───── Dataset rows

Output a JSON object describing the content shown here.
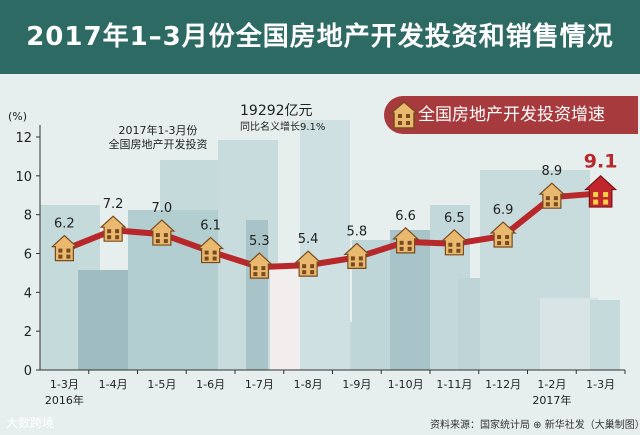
{
  "title": "2017年1–3月份全国房地产开发投资和销售情况",
  "legend_label": "全国房地产开发投资增速",
  "annotation": {
    "period_note": "2017年1-3月份\n全国房地产开发投资",
    "total_value": "19292亿元",
    "total_growth": "同比名义增长9.1%"
  },
  "footer": {
    "left": "大数跨境",
    "right": "资料来源：国家统计局 ⊕ 新华社发（大巢制图）"
  },
  "colors": {
    "title_bg": "#2d6a64",
    "line": "#b8282b",
    "legend_bg": "#a63a3c",
    "background": "#e6eeee",
    "buildings": "#b9d4d6"
  },
  "chart_data": {
    "type": "line",
    "title": "",
    "ylabel": "(%)",
    "ylim": [
      0,
      12
    ],
    "yticks": [
      0,
      2,
      4,
      6,
      8,
      10,
      12
    ],
    "categories": [
      "1-3月",
      "1-4月",
      "1-5月",
      "1-6月",
      "1-7月",
      "1-8月",
      "1-9月",
      "1-10月",
      "1-11月",
      "1-12月",
      "1-2月",
      "1-3月"
    ],
    "year_labels": [
      {
        "index": 0,
        "label": "2016年"
      },
      {
        "index": 10,
        "label": "2017年"
      }
    ],
    "series": [
      {
        "values": [
          6.2,
          7.2,
          7.0,
          6.1,
          5.3,
          5.4,
          5.8,
          6.6,
          6.5,
          6.9,
          8.9,
          9.1
        ]
      }
    ]
  }
}
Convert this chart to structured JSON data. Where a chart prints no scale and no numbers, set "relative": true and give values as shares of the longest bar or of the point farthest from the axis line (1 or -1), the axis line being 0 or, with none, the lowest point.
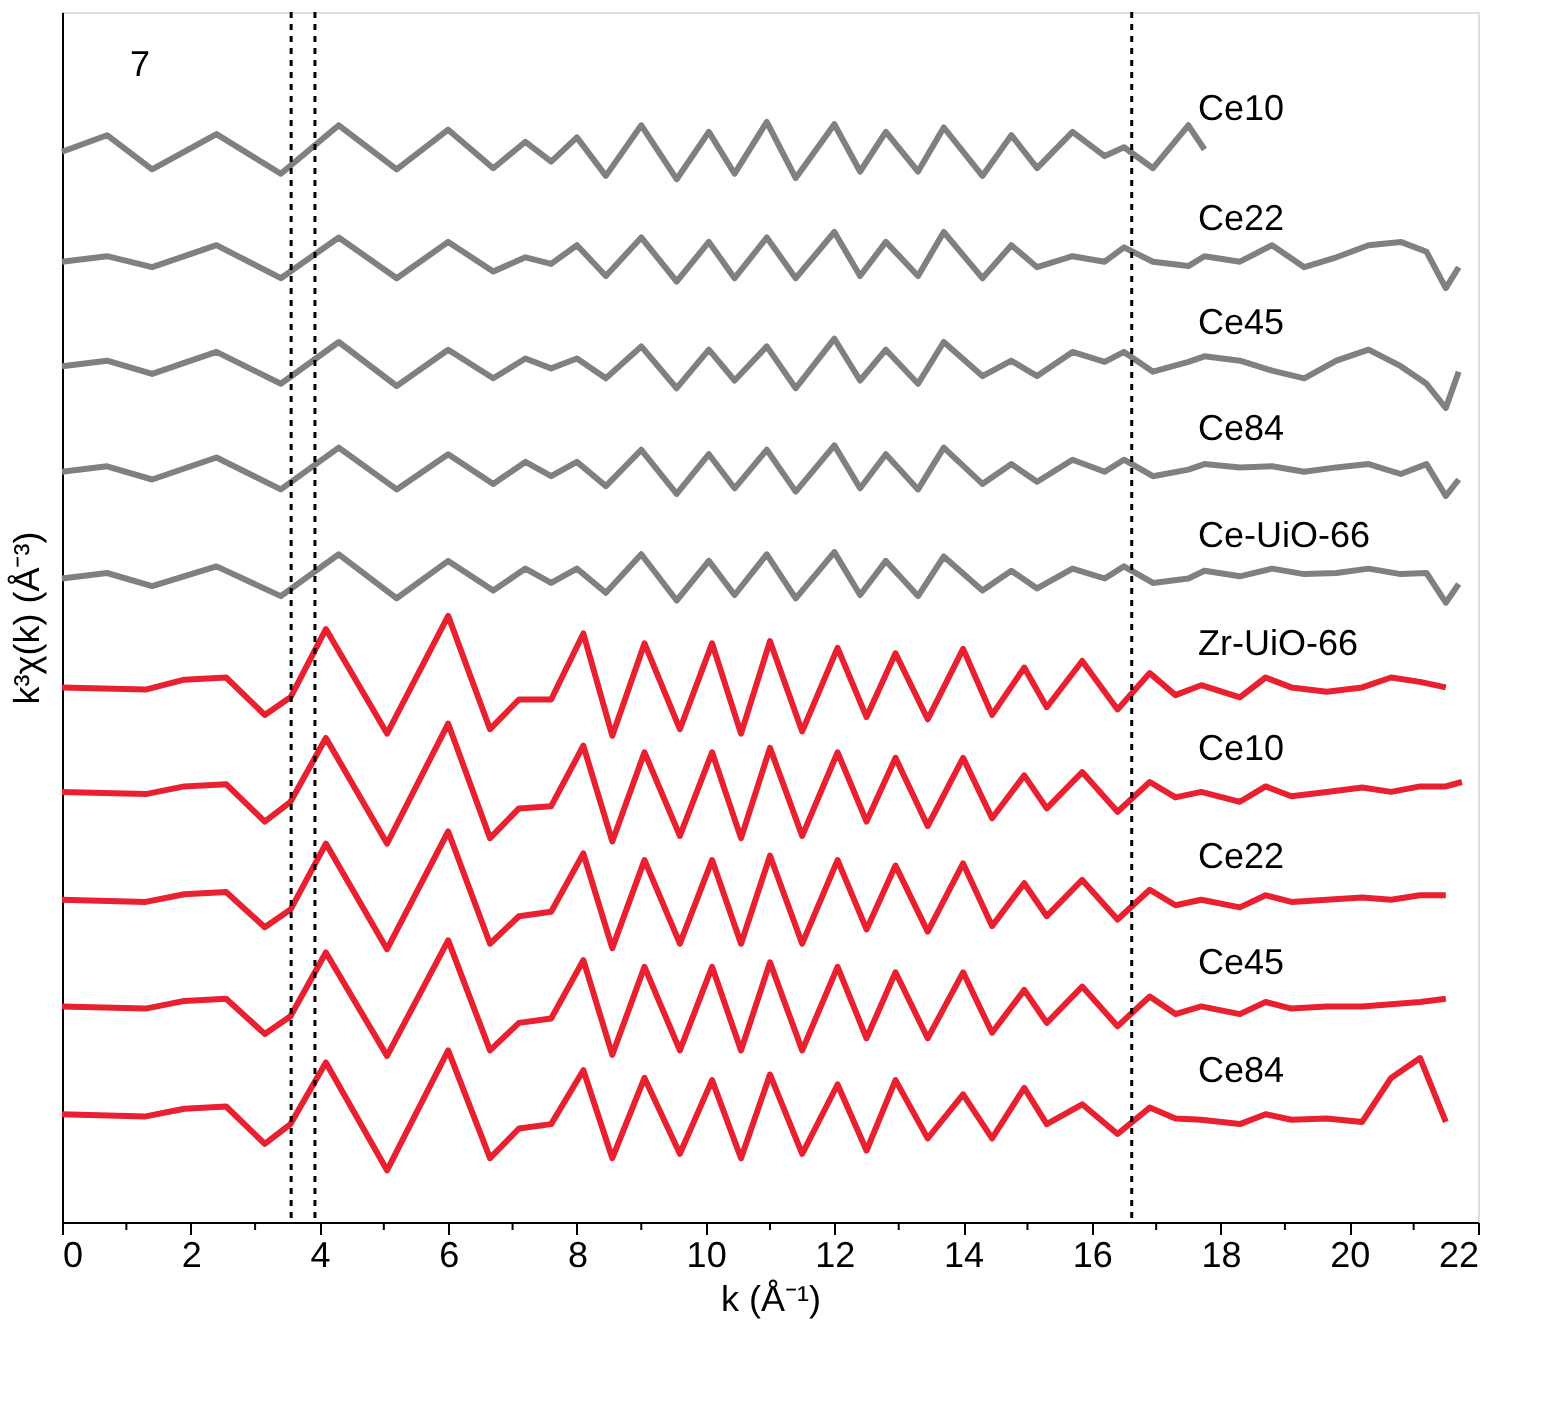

──────────

Set the pictures aside and transcribe the data above exactly.

Output a JSON object describing the content shown here.
{
  "title": "2017年1–3月份全国房地产开发投资和销售情况",
  "legend_label": "全国房地产开发投资增速",
  "annotation": {
    "period_note": "2017年1-3月份\n全国房地产开发投资",
    "total_value": "19292亿元",
    "total_growth": "同比名义增长9.1%"
  },
  "footer": {
    "left": "大数跨境",
    "right": "资料来源：国家统计局 ⊕ 新华社发（大巢制图）"
  },
  "colors": {
    "title_bg": "#2d6a64",
    "line": "#b8282b",
    "legend_bg": "#a63a3c",
    "background": "#e6eeee",
    "buildings": "#b9d4d6"
  },
  "chart_data": {
    "type": "line",
    "title": "",
    "ylabel": "(%)",
    "ylim": [
      0,
      12
    ],
    "yticks": [
      0,
      2,
      4,
      6,
      8,
      10,
      12
    ],
    "categories": [
      "1-3月",
      "1-4月",
      "1-5月",
      "1-6月",
      "1-7月",
      "1-8月",
      "1-9月",
      "1-10月",
      "1-11月",
      "1-12月",
      "1-2月",
      "1-3月"
    ],
    "year_labels": [
      {
        "index": 0,
        "label": "2016年"
      },
      {
        "index": 10,
        "label": "2017年"
      }
    ],
    "series": [
      {
        "values": [
          6.2,
          7.2,
          7.0,
          6.1,
          5.3,
          5.4,
          5.8,
          6.6,
          6.5,
          6.9,
          8.9,
          9.1
        ]
      }
    ]
  }
}
Convert this chart to structured JSON data. Where a chart prints no scale and no numbers, set "relative": true and give values as shares of the longest bar or of the point farthest from the axis line (1 or -1), the axis line being 0 or, with none, the lowest point.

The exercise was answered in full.